> **REQUIRED TASK A**: Reproduce the entries verbatim, beginning with the first line of the entries and ending after the line that contains "x-tick-label: 40 bbox=[541, 407, 560, 425]".

The wall is not a good place.

And if you run marathons, the wall is the worst place.

It’s why you carbo-stuff in the days before the race, to store more glycogen, which provides energy. When that is gone, the body goes to work eating fat, and eventually it feels like you’re devouring your own muscles.

That’s the wall, most frequently hit about 18 to 20 miles into a marathon. The rest of the journey can be extraordinarily painful.

So it’s not uncommon for runners to say you feel like you’re dying, an unfortunate choice of words probably used by some participants of the Boston Marathon only minutes before three people were killed and nearly 180 injured in a terrorist attack Monday.

As brutal as a marathon can be, it is incredibly satisfying to finish, the Mount Everest of running for amateurs.

In Boston, it is a holiday. It is Patriots’ Day. It’s a family day, when families gather to cheer on their children, siblings and parents in one of Boston’s most cherished events.

And for hundreds of families affected by Monday’s terror, life will never be the same, as lives and limbs have been lost, emotional and physical pain destined to last forever.

One family has been literally torn to shreds. If reports are accurate, 8-year-old Martin Richard is dead, his mother, Denise, is in critical condition with a brain injury, his sister lost a leg, and they were all there with another child, a boy, to watch their father, Bill, complete the race.

A conflicting report Tuesday out of Boston said Bill Richard did not run and that the family was simply together enjoying the day. Either way, that will never happen again.

A family in ruins only because they wanted to spend a holiday as a family, living and laughing and holding hands.

“He was a great little kid, full of life,’’ a neighbor told The Boston Globe, speaking of young Martin. “Always smiling.’’

“We always played on Fridays,’’ 8-year-old Kaitlyn Lynch told the Globe. “We draw together. We draw sports pictures.”

Flowers and stuffed animals crowded the steps to the family’s home in Dorchester, Mass. Friends lit candles. Strangers stood and wept.

Neighbor Dan Aguilar told the Globe that the Richard family was close, and that Martin and his brother were almost always in the family backyard — regardless of weather — playing soccer, hockey, or baseball.

Neighbors talked about seeing the family on Easter Sunday when they played outside, drawing butterflies and flowers with chalk on their driveway, where the pictures remain today.

“They are just your average little boys,’’ Aguilar told reporters near the Richard home. “They are a good family. They are always together.’’

Never again.

Among the many thousands who will never know why they escaped death or serious injury by only seconds is 78-year-old Bill Iffrig, who was running in his third Boston Marathon.

You have undoubtedly seen the video of an older runner blasted off his feet, only to be helped up after scraping his knee. Bill Iffrig walked the final 10 yards for a time of 4:03:47. The image of him on the ground graces the cover of this week’s Sports Illustrated.

> **DATA SUPPLIED**:

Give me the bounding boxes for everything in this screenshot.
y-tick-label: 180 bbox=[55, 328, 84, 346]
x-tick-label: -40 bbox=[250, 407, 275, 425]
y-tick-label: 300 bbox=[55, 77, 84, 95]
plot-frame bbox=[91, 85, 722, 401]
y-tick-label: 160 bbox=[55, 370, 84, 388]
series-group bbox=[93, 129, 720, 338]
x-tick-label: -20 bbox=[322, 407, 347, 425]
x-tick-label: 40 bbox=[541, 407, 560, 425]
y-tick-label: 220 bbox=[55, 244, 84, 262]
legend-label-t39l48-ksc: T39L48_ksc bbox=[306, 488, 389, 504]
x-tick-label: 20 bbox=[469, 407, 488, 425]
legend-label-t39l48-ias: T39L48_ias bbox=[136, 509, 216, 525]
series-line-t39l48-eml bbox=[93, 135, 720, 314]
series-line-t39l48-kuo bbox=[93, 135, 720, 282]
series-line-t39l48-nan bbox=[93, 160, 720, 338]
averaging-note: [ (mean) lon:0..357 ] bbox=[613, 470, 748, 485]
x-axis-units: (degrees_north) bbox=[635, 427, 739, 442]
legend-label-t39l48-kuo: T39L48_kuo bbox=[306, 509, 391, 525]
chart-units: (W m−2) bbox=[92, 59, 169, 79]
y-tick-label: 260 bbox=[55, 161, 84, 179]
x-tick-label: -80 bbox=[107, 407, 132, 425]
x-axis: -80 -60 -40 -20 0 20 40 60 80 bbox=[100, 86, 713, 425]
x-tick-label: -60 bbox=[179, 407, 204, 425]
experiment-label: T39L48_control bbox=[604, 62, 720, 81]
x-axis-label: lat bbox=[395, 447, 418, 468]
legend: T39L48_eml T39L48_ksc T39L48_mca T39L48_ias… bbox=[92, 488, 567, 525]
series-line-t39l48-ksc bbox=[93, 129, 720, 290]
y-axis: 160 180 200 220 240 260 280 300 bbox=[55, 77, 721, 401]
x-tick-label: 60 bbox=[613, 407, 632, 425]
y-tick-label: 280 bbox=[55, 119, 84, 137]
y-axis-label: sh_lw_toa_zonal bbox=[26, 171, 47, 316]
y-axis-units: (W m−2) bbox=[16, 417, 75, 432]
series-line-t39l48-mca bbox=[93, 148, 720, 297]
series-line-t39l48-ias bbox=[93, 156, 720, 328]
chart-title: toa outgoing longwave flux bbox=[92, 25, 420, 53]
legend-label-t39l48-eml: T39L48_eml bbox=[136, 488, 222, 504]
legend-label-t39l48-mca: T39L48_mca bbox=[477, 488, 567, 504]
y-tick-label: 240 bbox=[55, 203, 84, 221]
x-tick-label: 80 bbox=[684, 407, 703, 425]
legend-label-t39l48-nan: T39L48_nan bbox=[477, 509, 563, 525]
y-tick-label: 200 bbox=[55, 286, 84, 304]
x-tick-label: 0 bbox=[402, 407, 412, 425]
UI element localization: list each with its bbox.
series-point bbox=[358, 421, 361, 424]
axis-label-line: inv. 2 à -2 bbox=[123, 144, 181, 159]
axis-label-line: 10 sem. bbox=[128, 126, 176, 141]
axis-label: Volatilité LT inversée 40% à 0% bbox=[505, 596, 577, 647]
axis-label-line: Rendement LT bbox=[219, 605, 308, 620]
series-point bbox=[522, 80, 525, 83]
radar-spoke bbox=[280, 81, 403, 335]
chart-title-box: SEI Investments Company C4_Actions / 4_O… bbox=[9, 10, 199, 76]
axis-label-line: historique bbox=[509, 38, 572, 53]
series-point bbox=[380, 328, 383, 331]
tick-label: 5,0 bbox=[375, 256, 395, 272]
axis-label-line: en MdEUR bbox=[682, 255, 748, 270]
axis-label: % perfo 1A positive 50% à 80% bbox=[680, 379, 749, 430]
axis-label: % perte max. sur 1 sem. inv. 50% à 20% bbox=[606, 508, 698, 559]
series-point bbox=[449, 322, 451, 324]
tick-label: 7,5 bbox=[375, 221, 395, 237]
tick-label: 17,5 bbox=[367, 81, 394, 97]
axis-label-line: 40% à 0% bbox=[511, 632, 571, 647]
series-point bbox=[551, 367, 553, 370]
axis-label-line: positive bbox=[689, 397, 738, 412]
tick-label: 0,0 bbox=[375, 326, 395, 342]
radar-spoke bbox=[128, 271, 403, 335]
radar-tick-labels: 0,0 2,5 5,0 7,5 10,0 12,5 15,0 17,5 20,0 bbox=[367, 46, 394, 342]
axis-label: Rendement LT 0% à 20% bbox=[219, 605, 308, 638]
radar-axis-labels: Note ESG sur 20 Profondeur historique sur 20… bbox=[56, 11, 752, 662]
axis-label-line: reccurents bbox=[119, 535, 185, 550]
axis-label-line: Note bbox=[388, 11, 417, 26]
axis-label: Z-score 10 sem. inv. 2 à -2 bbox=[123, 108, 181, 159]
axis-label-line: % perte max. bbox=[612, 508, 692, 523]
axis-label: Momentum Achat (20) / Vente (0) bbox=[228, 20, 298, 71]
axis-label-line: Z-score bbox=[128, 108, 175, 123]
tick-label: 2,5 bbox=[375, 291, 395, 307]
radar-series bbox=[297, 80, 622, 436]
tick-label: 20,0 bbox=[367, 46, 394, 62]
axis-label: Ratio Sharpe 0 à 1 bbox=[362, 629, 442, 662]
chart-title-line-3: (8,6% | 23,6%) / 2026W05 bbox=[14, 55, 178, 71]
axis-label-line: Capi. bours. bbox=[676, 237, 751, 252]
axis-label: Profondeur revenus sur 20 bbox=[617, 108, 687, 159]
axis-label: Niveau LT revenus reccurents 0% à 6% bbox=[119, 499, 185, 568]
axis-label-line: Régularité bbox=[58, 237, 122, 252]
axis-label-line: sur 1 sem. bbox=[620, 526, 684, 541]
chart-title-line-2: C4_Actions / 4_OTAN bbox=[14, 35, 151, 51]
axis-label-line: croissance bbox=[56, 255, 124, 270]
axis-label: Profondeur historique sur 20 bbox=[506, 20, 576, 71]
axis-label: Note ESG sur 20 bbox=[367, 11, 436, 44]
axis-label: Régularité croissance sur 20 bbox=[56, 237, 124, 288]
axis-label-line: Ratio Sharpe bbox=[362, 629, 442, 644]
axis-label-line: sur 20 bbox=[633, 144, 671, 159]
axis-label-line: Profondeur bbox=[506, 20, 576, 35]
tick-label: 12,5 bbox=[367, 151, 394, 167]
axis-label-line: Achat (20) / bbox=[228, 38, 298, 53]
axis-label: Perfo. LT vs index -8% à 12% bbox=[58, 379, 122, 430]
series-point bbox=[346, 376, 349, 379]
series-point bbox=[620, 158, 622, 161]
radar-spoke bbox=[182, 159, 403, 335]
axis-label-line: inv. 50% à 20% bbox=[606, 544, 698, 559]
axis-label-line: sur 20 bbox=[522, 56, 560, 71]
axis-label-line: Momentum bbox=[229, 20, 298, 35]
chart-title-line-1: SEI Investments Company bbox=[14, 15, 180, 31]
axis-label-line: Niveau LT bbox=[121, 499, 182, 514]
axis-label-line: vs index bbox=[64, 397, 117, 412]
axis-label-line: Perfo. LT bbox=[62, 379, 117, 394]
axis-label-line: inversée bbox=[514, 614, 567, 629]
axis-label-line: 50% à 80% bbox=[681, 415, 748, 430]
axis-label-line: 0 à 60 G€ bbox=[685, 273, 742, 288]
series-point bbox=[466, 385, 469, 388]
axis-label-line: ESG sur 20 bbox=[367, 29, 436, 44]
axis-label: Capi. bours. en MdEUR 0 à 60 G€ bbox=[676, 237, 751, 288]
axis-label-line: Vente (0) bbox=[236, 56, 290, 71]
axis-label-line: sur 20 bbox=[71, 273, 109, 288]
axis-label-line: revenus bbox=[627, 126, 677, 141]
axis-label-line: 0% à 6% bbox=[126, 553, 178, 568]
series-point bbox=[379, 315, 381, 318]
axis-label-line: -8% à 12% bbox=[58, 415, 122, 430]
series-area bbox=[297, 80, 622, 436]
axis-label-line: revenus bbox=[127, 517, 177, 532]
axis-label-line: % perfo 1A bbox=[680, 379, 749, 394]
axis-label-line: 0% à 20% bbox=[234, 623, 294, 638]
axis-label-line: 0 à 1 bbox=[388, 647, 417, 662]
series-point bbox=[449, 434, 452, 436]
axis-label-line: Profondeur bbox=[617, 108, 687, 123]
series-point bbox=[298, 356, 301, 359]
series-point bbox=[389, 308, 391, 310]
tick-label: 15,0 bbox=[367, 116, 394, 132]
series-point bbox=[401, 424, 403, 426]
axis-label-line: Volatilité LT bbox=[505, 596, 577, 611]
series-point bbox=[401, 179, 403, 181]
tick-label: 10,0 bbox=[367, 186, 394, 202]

> **REQUIRED TASK B**:
Answer these questions from the Boston Marathon text:
(i) About how many miles into a marathon is the wall most often hit?
(ii) What holiday falls on the day of the race in Boston?
(iii) What finishing time did Bill Iffrig record?

> **RESULT A**:
Give me the bounding boxes for everything in this screenshot.
y-tick-label: 180 bbox=[55, 328, 84, 346]
x-tick-label: -40 bbox=[250, 407, 275, 425]
y-tick-label: 300 bbox=[55, 77, 84, 95]
plot-frame bbox=[91, 85, 722, 401]
y-tick-label: 160 bbox=[55, 370, 84, 388]
series-group bbox=[93, 129, 720, 338]
x-tick-label: -20 bbox=[322, 407, 347, 425]
x-tick-label: 40 bbox=[541, 407, 560, 425]

> **RESULT B**:
(i) About 18 to 20 miles
(ii) Patriots' Day
(iii) 4:03:47